Reseña de La lengua de los geckos (Muerde Muertos, 2019), de Fabián García | Por Emanuel Rosso | Editor de la revista Gualicho
Hay un espacio que los hombres aún no hemos dominado, un espacio que todavía no ha sido invadido por el cemento, ni por nuestras costumbres y diplomacias; un lugar donde viven formas que nos son ajenas, que no comprendemos y que, por lo tanto, tememos. En ese espacio transcurren los cuentos que Fabián García presenta en La lengua de los geckos, obra que toma un poco de The Thing de John Carpenter, un poco de Alien de Ridley Scott y un poco de Lovecraft, por supuesto.
A lo largo de todo el libro se mantiene la sensación incómoda de que el mundo pertenece a estas formas de vida (algunas de ellas existen realmente, otras salen de la mente de García) y de que somos meros invitados a quienes se les permite quedarse, hasta que de alguna manera, quizás tan solo por ocupar este lugar, perturbamos esa comunión de la que no somos parte. García apela a las fobias, a la viscosidad, al instinto primitivo de mantenernos alertas. Lo suyo son las aberraciones biológicas, los experimentos fallidos, el acecho, el contacto, la inoculación. En esos ámbitos, consigue ponerse en la piel de una anciana solitaria, de un chico en edad escolar o de un inescrupuloso vendedor de sustancias prohibidas.
Si bien “Profundo” es mi relato favorito del libro (no porque se trate de un homenaje a Lovecraft, sino porque allí García utiliza una pluma calibre Neil Gaiman), el pasaje que me llevo como una gema robada pertenece al cuento que da título al libro: “Ella se apegó a algunos varones raros, pero no tuvo hijos. Una vez, hacía ya mucho, un embrión había vivido en su vientre unas cuantas semanas, acercándola a la felicidad como nunca en su vida. Pero se desprendió de ella una noche y se lo llevó el agua por las cañerías, causándole un dolor de puñalada en el vientre, y una opresión en el pecho igual de intensa. Años después, cuando ya había renunciado a los pocos hombres que podían desearla, los médicos tuvieron que extirparle los pechos. Para ella era claro: su cuerpo, resentido, había apartado de sí las partes sin usar”. Aplauso y ovación de pie.

** Consignas **
(A) Según la reseña, ¿cuál es el relato preferido de quien la escribe?
(B) Anota todo lo que la reseña enumera tras las palabras “Lo suyo son”.
Las entradas que vienen a continuación no tienen nada que ver con la reseña.

** Material entregado **

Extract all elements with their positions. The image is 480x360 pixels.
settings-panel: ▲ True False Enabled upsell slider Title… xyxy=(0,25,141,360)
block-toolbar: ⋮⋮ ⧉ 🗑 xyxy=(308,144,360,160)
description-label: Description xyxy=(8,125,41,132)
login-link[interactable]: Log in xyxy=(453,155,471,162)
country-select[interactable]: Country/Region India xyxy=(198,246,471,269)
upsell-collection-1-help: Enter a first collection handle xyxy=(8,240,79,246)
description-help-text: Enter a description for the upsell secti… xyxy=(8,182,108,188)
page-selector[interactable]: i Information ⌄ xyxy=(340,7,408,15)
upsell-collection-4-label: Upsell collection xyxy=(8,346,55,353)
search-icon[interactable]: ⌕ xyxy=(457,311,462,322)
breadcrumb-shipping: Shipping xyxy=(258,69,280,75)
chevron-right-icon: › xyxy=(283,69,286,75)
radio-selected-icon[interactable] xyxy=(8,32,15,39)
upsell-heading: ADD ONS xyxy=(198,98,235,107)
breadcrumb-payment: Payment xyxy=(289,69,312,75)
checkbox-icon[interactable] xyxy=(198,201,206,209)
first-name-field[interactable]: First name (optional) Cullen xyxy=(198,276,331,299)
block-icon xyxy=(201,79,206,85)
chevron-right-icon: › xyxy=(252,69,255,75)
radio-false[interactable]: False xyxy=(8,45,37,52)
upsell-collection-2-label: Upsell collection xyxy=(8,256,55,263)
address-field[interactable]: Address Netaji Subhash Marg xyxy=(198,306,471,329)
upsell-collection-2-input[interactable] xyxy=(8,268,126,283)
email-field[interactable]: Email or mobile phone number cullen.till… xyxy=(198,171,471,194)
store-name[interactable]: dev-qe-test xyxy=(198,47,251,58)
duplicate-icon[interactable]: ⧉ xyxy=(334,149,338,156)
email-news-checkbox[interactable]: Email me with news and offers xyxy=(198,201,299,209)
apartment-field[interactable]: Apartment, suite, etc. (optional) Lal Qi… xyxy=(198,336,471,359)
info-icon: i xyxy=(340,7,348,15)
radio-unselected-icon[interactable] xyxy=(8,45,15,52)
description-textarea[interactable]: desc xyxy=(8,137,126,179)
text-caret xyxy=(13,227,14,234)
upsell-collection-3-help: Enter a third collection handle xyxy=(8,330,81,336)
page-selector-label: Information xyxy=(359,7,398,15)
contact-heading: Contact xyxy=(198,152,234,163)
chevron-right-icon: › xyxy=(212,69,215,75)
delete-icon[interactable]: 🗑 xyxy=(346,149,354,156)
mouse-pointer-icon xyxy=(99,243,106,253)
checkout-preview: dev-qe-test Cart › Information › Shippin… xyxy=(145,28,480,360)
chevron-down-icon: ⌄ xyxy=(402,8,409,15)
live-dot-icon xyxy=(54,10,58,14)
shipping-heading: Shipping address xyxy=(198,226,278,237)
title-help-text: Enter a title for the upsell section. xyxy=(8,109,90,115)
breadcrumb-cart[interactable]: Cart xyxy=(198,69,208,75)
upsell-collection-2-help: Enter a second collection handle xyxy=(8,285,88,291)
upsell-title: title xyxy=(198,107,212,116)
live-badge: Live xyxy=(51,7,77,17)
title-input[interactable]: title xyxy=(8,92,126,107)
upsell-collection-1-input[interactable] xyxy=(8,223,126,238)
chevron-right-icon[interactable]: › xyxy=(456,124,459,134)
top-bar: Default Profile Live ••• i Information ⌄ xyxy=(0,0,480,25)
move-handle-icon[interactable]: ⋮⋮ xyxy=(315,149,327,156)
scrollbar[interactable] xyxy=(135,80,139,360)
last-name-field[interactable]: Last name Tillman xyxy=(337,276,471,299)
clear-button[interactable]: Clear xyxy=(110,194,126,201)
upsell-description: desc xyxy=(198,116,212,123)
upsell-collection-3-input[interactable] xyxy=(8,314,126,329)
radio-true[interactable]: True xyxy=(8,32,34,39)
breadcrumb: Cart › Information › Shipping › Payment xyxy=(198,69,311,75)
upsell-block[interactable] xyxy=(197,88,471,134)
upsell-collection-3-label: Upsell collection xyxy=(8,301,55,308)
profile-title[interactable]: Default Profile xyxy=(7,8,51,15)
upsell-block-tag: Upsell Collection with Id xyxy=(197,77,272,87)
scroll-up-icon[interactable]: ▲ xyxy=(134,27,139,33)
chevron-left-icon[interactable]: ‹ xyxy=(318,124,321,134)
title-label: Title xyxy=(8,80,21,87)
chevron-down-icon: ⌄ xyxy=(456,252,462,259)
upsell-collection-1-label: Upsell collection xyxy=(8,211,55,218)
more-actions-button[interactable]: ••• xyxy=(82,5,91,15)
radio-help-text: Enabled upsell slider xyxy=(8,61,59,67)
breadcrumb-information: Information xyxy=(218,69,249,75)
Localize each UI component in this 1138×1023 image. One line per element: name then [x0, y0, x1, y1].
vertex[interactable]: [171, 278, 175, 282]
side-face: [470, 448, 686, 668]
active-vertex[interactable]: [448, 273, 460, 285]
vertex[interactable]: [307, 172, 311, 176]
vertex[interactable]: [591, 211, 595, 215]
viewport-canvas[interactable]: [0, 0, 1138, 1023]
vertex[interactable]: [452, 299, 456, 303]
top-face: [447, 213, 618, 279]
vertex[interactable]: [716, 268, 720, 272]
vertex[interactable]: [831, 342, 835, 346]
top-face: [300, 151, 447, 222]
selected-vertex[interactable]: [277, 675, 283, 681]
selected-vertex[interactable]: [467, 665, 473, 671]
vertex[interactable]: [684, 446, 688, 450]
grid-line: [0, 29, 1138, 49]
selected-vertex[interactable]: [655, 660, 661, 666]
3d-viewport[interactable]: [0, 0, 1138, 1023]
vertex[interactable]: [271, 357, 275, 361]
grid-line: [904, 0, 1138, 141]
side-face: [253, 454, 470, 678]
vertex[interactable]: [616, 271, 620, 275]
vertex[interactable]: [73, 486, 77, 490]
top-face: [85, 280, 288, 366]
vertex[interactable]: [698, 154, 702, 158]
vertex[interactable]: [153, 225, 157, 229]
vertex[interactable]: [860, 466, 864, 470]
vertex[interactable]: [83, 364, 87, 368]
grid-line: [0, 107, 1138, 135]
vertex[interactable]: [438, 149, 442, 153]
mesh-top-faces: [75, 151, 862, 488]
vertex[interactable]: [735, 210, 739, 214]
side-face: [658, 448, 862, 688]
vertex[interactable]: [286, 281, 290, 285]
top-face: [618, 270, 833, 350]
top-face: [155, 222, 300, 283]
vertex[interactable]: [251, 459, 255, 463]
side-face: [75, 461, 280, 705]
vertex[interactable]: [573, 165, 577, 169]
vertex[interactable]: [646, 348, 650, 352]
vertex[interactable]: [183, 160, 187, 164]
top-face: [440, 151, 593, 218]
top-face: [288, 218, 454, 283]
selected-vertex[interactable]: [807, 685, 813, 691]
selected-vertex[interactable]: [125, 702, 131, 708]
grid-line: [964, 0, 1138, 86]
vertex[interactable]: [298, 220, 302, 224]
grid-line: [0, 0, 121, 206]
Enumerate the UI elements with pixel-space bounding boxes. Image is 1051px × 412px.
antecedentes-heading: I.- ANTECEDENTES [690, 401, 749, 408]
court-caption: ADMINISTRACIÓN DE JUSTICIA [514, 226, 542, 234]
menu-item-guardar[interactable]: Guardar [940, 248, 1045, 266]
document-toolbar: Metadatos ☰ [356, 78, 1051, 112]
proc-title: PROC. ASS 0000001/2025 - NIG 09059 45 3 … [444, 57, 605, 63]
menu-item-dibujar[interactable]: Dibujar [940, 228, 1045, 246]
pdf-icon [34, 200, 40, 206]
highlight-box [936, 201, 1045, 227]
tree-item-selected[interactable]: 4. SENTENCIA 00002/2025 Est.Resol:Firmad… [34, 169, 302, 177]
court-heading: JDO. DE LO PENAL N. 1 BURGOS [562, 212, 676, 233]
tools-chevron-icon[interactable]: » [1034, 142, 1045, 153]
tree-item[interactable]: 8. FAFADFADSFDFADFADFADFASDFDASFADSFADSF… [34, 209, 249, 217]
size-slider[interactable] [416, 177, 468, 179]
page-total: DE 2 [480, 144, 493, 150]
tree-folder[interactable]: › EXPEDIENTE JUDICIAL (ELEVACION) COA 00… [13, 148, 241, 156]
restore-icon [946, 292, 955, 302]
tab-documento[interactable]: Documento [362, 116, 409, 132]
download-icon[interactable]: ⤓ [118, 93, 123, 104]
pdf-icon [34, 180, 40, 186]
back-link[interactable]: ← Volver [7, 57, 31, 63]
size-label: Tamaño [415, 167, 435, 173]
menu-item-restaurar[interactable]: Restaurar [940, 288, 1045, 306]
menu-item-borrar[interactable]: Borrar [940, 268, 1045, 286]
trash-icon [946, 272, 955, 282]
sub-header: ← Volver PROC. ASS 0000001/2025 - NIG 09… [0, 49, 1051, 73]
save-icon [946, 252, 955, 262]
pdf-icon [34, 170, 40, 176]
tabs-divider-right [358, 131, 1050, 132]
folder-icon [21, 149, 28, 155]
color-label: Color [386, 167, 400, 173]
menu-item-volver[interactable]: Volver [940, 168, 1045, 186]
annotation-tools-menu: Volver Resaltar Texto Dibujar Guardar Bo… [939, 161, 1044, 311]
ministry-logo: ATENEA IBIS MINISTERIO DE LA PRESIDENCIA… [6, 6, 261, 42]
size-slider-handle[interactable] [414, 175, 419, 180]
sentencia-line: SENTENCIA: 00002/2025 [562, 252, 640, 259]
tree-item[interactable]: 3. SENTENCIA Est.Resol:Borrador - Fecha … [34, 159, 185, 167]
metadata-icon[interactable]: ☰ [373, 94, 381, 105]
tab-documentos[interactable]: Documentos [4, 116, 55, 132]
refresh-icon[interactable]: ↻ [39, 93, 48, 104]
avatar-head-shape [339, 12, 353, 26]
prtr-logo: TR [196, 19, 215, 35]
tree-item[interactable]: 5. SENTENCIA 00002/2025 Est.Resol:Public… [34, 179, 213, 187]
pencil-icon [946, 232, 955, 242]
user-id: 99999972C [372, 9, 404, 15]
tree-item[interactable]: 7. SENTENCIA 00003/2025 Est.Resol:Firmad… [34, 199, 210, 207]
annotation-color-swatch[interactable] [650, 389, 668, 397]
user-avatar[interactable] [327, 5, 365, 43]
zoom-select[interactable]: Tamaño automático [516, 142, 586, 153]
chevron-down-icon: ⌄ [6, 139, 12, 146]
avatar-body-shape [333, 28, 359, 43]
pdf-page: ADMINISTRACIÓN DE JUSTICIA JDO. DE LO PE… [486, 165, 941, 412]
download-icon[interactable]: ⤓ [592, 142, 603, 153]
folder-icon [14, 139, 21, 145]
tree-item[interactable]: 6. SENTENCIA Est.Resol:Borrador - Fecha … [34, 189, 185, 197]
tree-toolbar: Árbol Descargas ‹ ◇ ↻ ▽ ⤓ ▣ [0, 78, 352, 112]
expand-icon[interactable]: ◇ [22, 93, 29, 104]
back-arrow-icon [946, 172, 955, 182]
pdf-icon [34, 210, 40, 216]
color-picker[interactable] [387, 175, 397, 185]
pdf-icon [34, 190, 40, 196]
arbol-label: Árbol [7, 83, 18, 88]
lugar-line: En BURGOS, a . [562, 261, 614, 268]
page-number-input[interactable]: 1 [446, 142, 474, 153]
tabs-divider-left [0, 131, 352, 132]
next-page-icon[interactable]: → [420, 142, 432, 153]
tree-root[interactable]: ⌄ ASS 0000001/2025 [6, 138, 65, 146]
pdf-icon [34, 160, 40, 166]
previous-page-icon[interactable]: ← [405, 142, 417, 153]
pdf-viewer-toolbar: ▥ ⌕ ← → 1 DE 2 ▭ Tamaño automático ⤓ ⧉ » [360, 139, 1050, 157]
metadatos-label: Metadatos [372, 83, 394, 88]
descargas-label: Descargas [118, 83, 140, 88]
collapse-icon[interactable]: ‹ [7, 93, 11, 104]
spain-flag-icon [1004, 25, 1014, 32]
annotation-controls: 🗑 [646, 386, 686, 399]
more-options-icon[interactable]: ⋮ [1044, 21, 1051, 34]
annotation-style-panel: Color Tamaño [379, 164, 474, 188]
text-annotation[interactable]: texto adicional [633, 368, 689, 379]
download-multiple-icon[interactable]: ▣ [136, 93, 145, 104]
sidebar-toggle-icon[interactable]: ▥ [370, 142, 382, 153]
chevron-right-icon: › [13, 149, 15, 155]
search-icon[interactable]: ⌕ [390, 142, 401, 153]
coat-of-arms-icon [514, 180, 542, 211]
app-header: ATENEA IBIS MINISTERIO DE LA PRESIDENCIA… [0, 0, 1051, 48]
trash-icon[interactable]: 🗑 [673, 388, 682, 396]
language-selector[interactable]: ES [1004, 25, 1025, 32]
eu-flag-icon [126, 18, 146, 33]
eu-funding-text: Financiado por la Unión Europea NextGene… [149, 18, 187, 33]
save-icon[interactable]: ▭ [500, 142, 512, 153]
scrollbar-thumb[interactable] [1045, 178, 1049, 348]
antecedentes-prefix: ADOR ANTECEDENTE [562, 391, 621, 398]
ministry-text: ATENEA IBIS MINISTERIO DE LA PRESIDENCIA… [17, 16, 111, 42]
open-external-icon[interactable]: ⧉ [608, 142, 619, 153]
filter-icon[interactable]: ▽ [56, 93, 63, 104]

** Respuestas **
(A) “Profundo”.

(B) Las aberraciones biológicas, los experimentos fallidos, el acecho, el contacto y la inoculación.